**MATERIAL SUPPLIED:**

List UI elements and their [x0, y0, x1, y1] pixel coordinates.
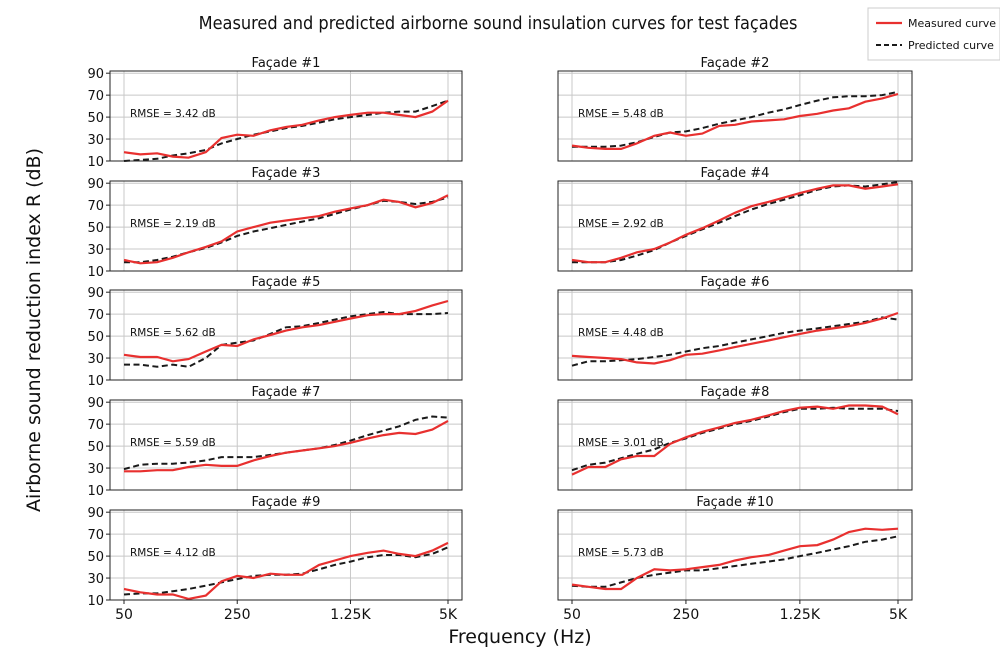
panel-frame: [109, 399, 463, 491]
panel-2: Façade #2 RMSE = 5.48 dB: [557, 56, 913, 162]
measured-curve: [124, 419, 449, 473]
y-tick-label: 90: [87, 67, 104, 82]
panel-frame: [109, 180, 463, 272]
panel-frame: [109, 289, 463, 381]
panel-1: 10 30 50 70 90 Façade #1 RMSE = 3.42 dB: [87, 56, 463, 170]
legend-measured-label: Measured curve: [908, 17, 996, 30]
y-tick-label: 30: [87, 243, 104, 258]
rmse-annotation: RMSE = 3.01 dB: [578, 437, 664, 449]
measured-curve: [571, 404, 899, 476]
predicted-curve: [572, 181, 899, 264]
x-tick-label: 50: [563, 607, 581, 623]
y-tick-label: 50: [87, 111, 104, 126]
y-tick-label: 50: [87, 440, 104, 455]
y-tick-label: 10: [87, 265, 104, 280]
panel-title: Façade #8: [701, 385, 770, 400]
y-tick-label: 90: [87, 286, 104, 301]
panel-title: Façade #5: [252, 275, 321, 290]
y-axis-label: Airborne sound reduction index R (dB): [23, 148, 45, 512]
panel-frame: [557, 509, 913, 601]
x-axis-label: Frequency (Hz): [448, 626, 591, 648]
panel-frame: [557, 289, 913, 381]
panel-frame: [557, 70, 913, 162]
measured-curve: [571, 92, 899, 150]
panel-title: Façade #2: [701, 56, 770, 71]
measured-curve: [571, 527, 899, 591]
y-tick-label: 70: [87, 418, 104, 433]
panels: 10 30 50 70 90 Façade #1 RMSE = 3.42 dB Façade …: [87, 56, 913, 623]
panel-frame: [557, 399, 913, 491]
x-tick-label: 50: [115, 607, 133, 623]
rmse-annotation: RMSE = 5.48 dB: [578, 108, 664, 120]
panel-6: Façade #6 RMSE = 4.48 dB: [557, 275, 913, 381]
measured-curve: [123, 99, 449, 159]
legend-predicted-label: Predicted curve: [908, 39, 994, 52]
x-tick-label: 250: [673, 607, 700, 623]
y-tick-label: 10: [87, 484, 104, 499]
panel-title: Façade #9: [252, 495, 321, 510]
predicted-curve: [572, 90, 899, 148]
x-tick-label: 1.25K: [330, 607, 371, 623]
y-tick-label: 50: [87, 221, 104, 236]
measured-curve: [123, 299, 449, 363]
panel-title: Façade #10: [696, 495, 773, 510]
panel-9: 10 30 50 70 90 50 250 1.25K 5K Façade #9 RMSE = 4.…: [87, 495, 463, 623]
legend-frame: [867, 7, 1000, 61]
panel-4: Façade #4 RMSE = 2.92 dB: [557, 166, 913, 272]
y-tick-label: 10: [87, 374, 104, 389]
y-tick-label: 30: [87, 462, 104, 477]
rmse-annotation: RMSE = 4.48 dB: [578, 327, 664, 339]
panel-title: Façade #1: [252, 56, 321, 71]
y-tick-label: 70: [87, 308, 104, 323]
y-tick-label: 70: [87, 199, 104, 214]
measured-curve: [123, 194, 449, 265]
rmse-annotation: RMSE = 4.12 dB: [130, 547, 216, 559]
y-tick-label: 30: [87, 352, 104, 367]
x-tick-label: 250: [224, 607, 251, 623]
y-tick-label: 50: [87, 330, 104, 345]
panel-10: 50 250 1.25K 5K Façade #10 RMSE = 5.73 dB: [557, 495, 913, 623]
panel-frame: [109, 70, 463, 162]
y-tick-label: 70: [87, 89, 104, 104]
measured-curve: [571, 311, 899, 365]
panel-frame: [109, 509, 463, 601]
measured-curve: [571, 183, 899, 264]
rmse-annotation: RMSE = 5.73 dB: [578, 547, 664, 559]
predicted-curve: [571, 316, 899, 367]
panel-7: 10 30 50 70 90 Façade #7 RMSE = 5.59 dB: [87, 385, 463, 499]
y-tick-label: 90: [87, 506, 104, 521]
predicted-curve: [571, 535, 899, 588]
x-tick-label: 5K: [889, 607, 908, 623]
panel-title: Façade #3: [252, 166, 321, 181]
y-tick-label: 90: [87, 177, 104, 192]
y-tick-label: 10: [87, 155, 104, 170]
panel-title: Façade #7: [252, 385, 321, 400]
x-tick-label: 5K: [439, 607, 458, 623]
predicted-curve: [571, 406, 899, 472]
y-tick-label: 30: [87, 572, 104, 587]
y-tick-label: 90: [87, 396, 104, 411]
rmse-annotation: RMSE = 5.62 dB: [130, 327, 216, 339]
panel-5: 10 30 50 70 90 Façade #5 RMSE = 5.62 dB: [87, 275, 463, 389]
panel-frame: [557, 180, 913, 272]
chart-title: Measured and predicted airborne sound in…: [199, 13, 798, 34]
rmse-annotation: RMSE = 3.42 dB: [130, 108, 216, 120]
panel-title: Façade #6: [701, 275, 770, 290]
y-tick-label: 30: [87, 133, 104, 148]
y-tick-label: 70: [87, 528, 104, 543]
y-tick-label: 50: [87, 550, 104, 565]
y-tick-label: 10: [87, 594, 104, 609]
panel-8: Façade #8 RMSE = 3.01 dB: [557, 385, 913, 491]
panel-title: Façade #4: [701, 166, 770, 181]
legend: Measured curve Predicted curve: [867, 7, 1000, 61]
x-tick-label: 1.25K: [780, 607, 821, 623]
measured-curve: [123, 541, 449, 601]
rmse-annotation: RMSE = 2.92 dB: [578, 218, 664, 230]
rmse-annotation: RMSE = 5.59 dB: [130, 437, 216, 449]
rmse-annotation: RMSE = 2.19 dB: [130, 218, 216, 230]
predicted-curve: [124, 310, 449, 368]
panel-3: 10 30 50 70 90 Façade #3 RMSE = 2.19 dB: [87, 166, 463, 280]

**TASK GOAL:** Can you copy out word for word the part of the records above that opens with the line containing "panel-frame: [109, 399, 463, 491]" and closes with the line containing "panel-frame: [109, 289, 463, 381]", including both of those lines?

**SOLUTION TO THIS PROBLEM:**
panel-frame: [109, 399, 463, 491]
panel-2: Façade #2 RMSE = 5.48 dB: [557, 56, 913, 162]
measured-curve: [124, 419, 449, 473]
y-tick-label: 90: [87, 67, 104, 82]
panel-frame: [109, 180, 463, 272]
panel-frame: [109, 289, 463, 381]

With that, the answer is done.